Aim: Work out the number of lines in the listing that include the string "inscrição". Reply with that number alone.

-- Data supplied start --

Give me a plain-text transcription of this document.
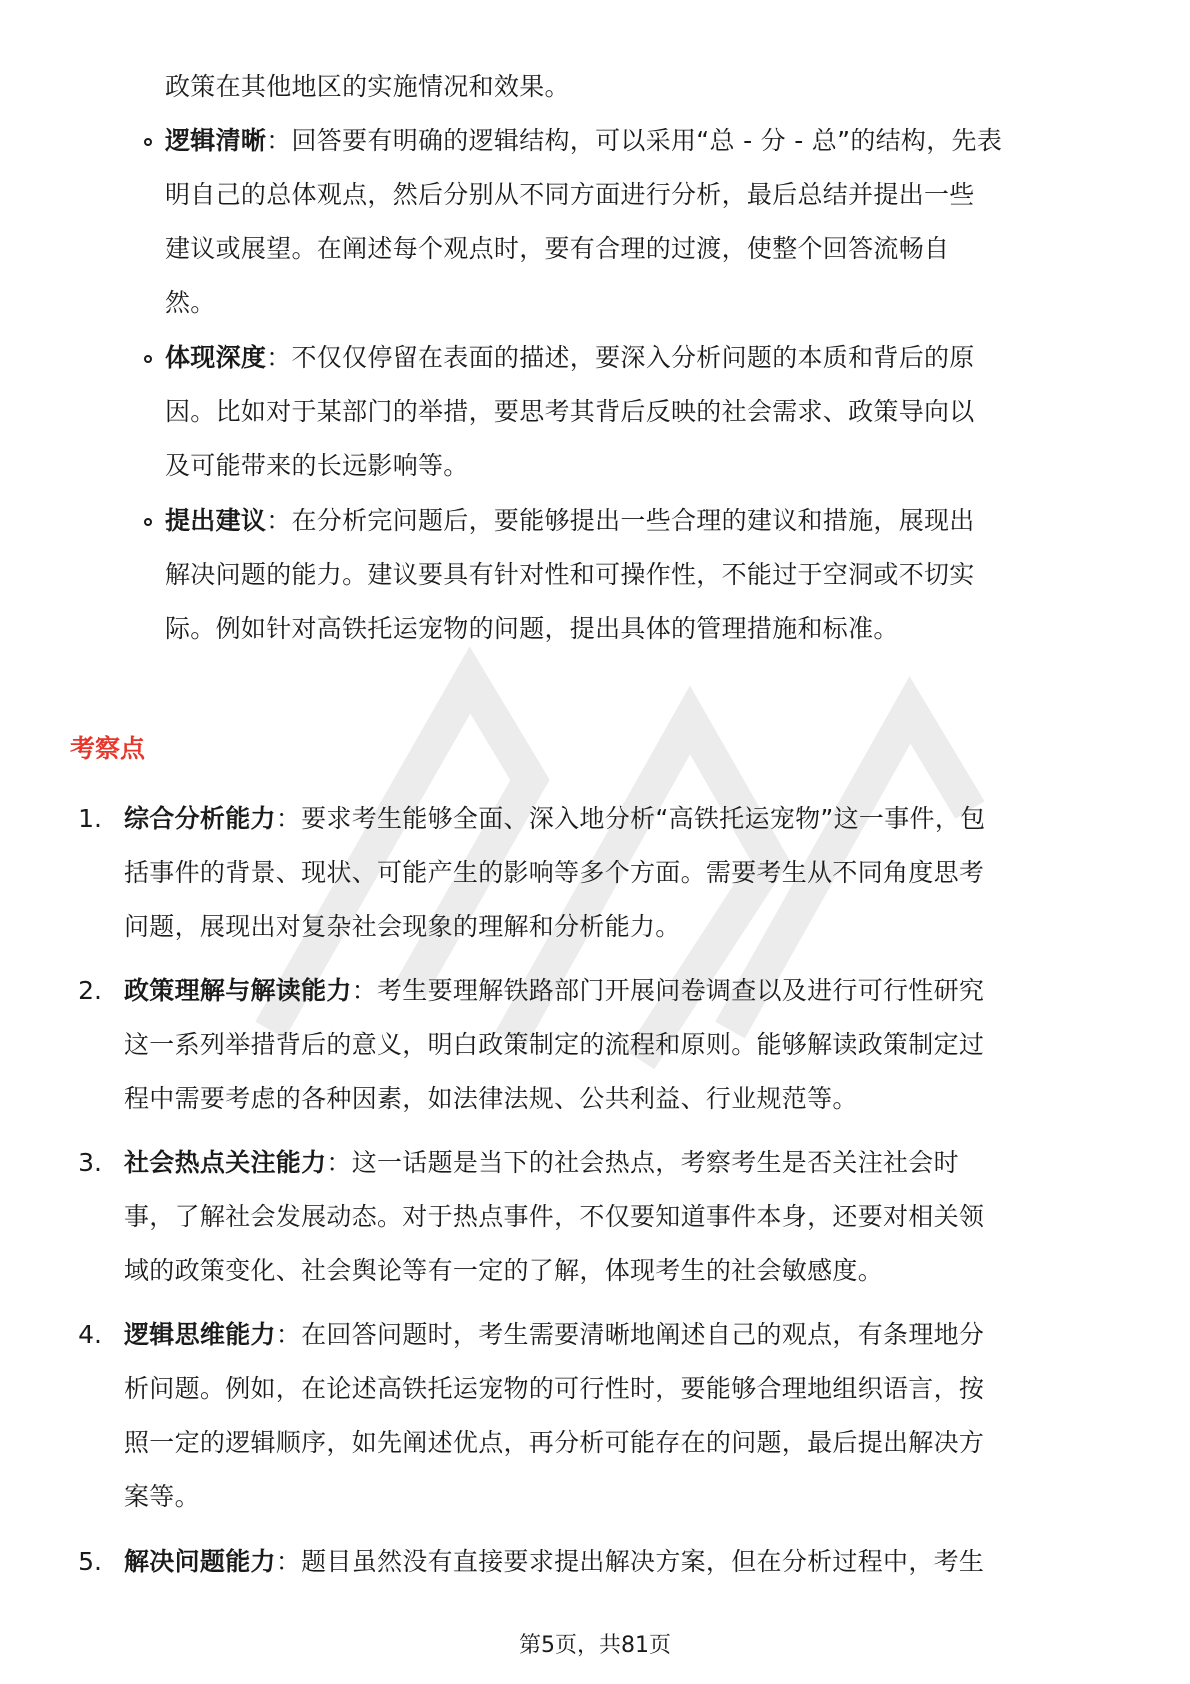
政策在其他地区的实施情况和效果。
逻辑清晰：回答要有明确的逻辑结构，可以采用“总 - 分 - 总”的结构，先表
明自己的总体观点，然后分别从不同方面进行分析，最后总结并提出一些
建议或展望。在阐述每个观点时，要有合理的过渡，使整个回答流畅自
然。
体现深度：不仅仅停留在表面的描述，要深入分析问题的本质和背后的原
因。比如对于某部门的举措，要思考其背后反映的社会需求、政策导向以
及可能带来的长远影响等。
提出建议：在分析完问题后，要能够提出一些合理的建议和措施，展现出
解决问题的能力。建议要具有针对性和可操作性，不能过于空洞或不切实
际。例如针对高铁托运宠物的问题，提出具体的管理措施和标准。
考察点
1. 综合分析能力：要求考生能够全面、深入地分析“高铁托运宠物”这一事件，包
括事件的背景、现状、可能产生的影响等多个方面。需要考生从不同角度思考
问题，展现出对复杂社会现象的理解和分析能力。
2. 政策理解与解读能力：考生要理解铁路部门开展问卷调查以及进行可行性研究
这一系列举措背后的意义，明白政策制定的流程和原则。能够解读政策制定过
程中需要考虑的各种因素，如法律法规、公共利益、行业规范等。
3. 社会热点关注能力：这一话题是当下的社会热点，考察考生是否关注社会时
事，了解社会发展动态。对于热点事件，不仅要知道事件本身，还要对相关领
域的政策变化、社会舆论等有一定的了解，体现考生的社会敏感度。
4. 逻辑思维能力：在回答问题时，考生需要清晰地阐述自己的观点，有条理地分
析问题。例如，在论述高铁托运宠物的可行性时，要能够合理地组织语言，按
照一定的逻辑顺序，如先阐述优点，再分析可能存在的问题，最后提出解决方
案等。
5. 解决问题能力：题目虽然没有直接要求提出解决方案，但在分析过程中，考生
第5页，共81页
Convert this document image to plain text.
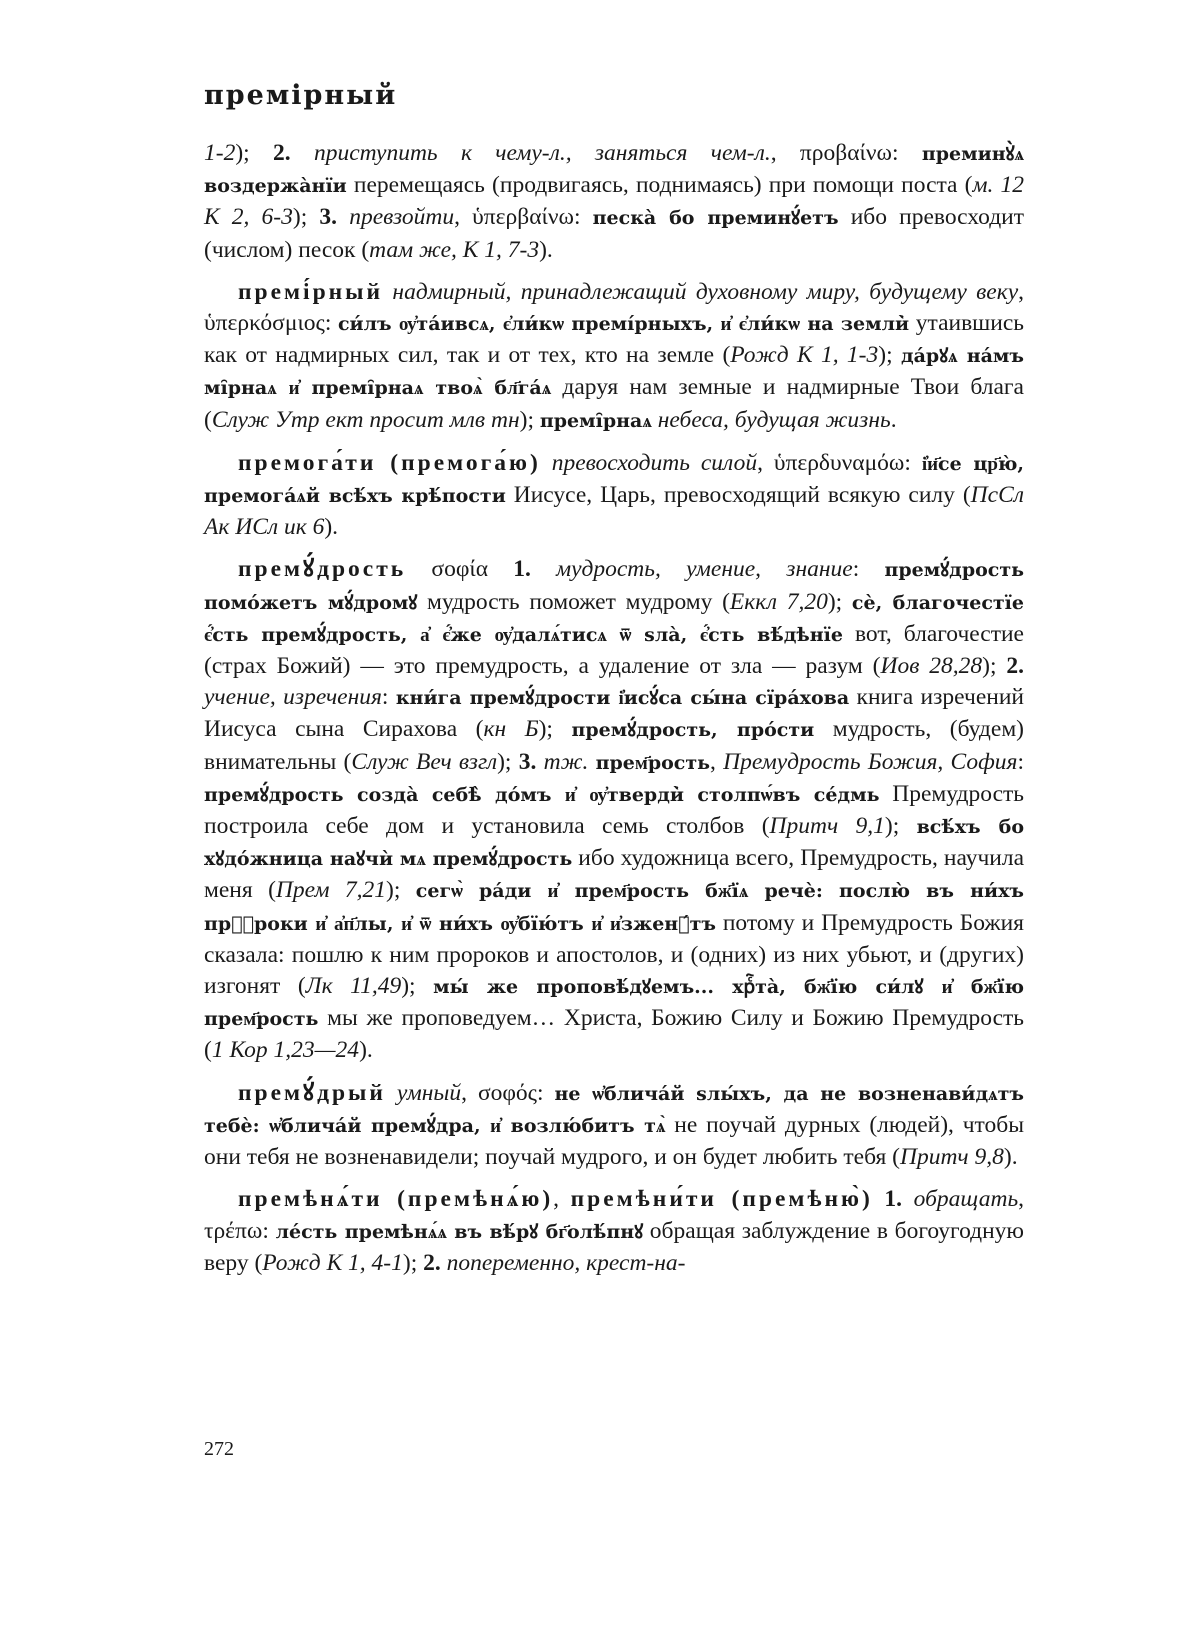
премірный

1-2); 2. приступить к чему-л., заняться чем-л., προβαίνω: преминꙋ̀ѧ воздержа̀нїи перемещаясь (продвигаясь, поднимаясь) при помощи поста (м. 12 К 2, 6-3); 3. превзойти, ὑπερβαίνω: песка̀ бо преминꙋ́етъ ибо превосходит (числом) песок (там же, К 1, 7-3).

премі́рный надмирный, принадлежащий духовному миру, будущему веку, ὑπερκόσμιος: си́лъ ѹ҆та́ивсѧ, є҆ли́кѡ премі́рныхъ, и҆ є҆ли́кѡ на земли̇̀ утаившись как от надмирных сил, так и от тех, кто на земле (Рожд К 1, 1-3); да́рꙋѧ на́мъ мі̑рнаѧ и҆ премі̑рнаѧ твоѧ̀ бл҃га́ѧ даруя нам земные и надмирные Твои блага (Служ Утр ект просит млв тн); премі̑рнаѧ небеса, будущая жизнь.

премога́ти (премога́ю) превосходить силой, ὑπερδυναμόω: і҆и҃се цр҃ю̀, премога́ѧй всѣ́хъ крѣ́пости Иисусе, Царь, превосходящий всякую силу (ПсСл Ак ИСл ик 6).

премꙋ́дрость σοφία 1. мудрость, умение, знание: премꙋ́дрость помо́жетъ мꙋ́дромꙋ мудрость поможет мудрому (Еккл 7,20); сѐ, благочестїе є҆́сть премꙋ́дрость, а҆ є҆́же ѹ҆далѧ́тисѧ ѿ ѕла̀, є҆́сть вѣ́дѣнїе вот, благочестие (страх Божий) — это премудрость, а удаление от зла — разум (Иов 28,28); 2. учение, изречения: кни́га премꙋ́дрости і҆исꙋ́са сы́на сїра́хова книга изречений Иисуса сына Сирахова (кн Б); премꙋ́дрость, про́сти мудрость, (будем) внимательны (Служ Веч взгл); 3. тж. прем҃рость, Премудрость Божия, София: премꙋ́дрость созда̀ себѣ̀ до́мъ и҆ ѹ҆тверди̇̀ столпѡ́въ се́дмь Премудрость построила себе дом и установила семь столбов (Притч 9,1); всѣ́хъ бо хꙋдо́жница наꙋчѝ мѧ премꙋ́дрость ибо художница всего, Премудрость, научила меня (Прем 7,21); сегѡ̀ ра́ди и҆ прем҃рость бж҃їѧ речѐ: послю̀ въ ни́хъ прⷪ҇роки и҆ а҆п҃лы, и҆ ѿ ни́хъ ѹ҆бїю́тъ и҆ и҆зженꙋ́тъ потому и Премудрость Божия сказала: пошлю к ним пророков и апостолов, и (одних) из них убьют, и (других) изгонят (Лк 11,49); мы́ же проповѣ́дꙋемъ... хрⷭ҇та̀, бж҃їю си́лꙋ и҆ бж҃їю прем҃рость мы же проповедуем… Христа, Божию Силу и Божию Премудрость (1 Кор 1,23—24).

премꙋ́дрый умный, σοφός: не ѡ҆блича́й ѕлы́хъ, да не возненави́дѧтъ тебѐ: ѡ҆блича́й премꙋ́дра, и҆ возлю́битъ тѧ̀ не поучай дурных (людей), чтобы они тебя не возненавидели; поучай мудрого, и он будет любить тебя (Притч 9,8).

премѣнѧ́ти (премѣнѧ́ю), премѣни́ти (премѣню̀) 1. обращать, τρέπω: ле́сть премѣнѧ́ѧ въ вѣ́рꙋ бг҃олѣ́пнꙋ обращая заблуждение в богоугодную веру (Рожд К 1, 4-1); 2. попеременно, крест-на-

272
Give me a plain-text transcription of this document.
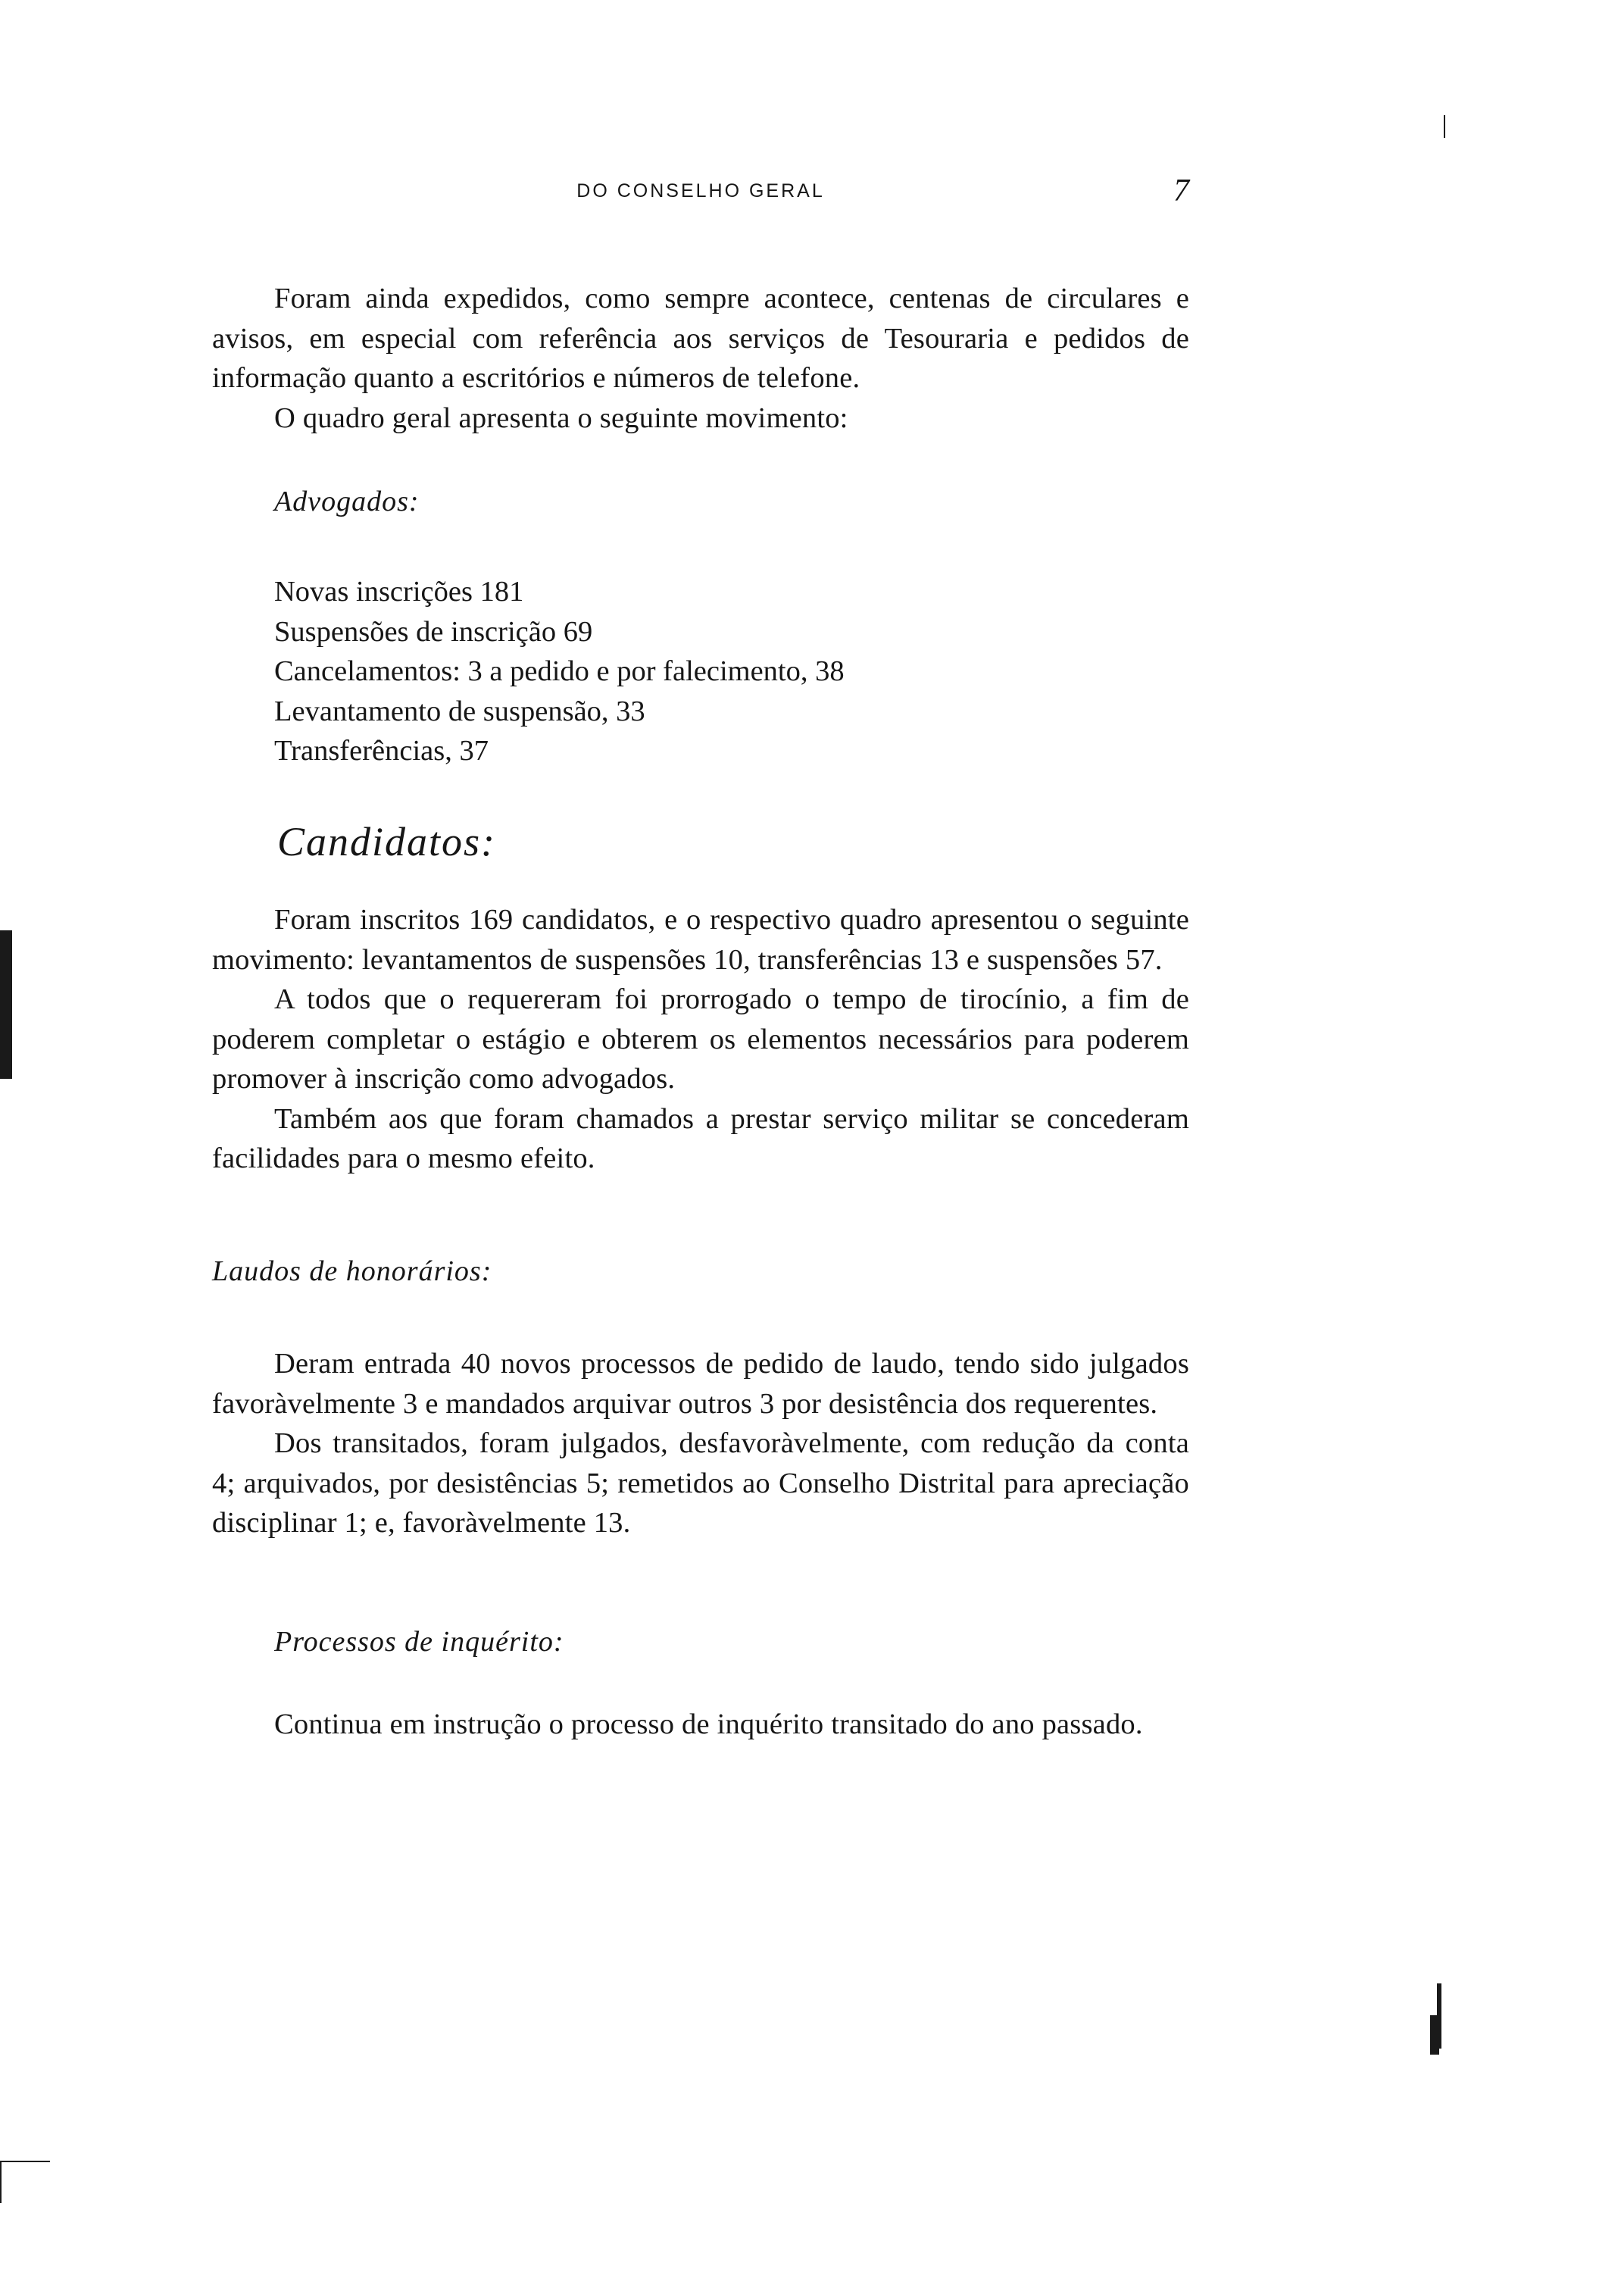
DO CONSELHO GERAL	7

Foram ainda expedidos, como sempre acontece, centenas de circulares e avisos, em especial com referência aos serviços de Tesouraria e pedidos de informação quanto a escritórios e números de telefone.

O quadro geral apresenta o seguinte movimento:

Advogados:
Novas inscrições 181
Suspensões de inscrição 69
Cancelamentos: 3 a pedido e por falecimento, 38
Levantamento de suspensão, 33
Transferências, 37
Candidatos:

Foram inscritos 169 candidatos, e o respectivo quadro apresentou o seguinte movimento: levantamentos de suspensões 10, transferências 13 e suspensões 57.

A todos que o requereram foi prorrogado o tempo de tirocínio, a fim de poderem completar o estágio e obterem os elementos necessários para poderem promover à inscrição como advogados.

Também aos que foram chamados a prestar serviço militar se concederam facilidades para o mesmo efeito.

Laudos de honorários:

Deram entrada 40 novos processos de pedido de laudo, tendo sido julgados favoràvelmente 3 e mandados arquivar outros 3 por desistência dos requerentes.

Dos transitados, foram julgados, desfavoràvelmente, com redução da conta 4; arquivados, por desistências 5; remetidos ao Conselho Distrital para apreciação disciplinar 1; e, favoràvelmente 13.

Processos de inquérito:

Continua em instrução o processo de inquérito transitado do ano passado.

-- Data supplied end --

Output below: 2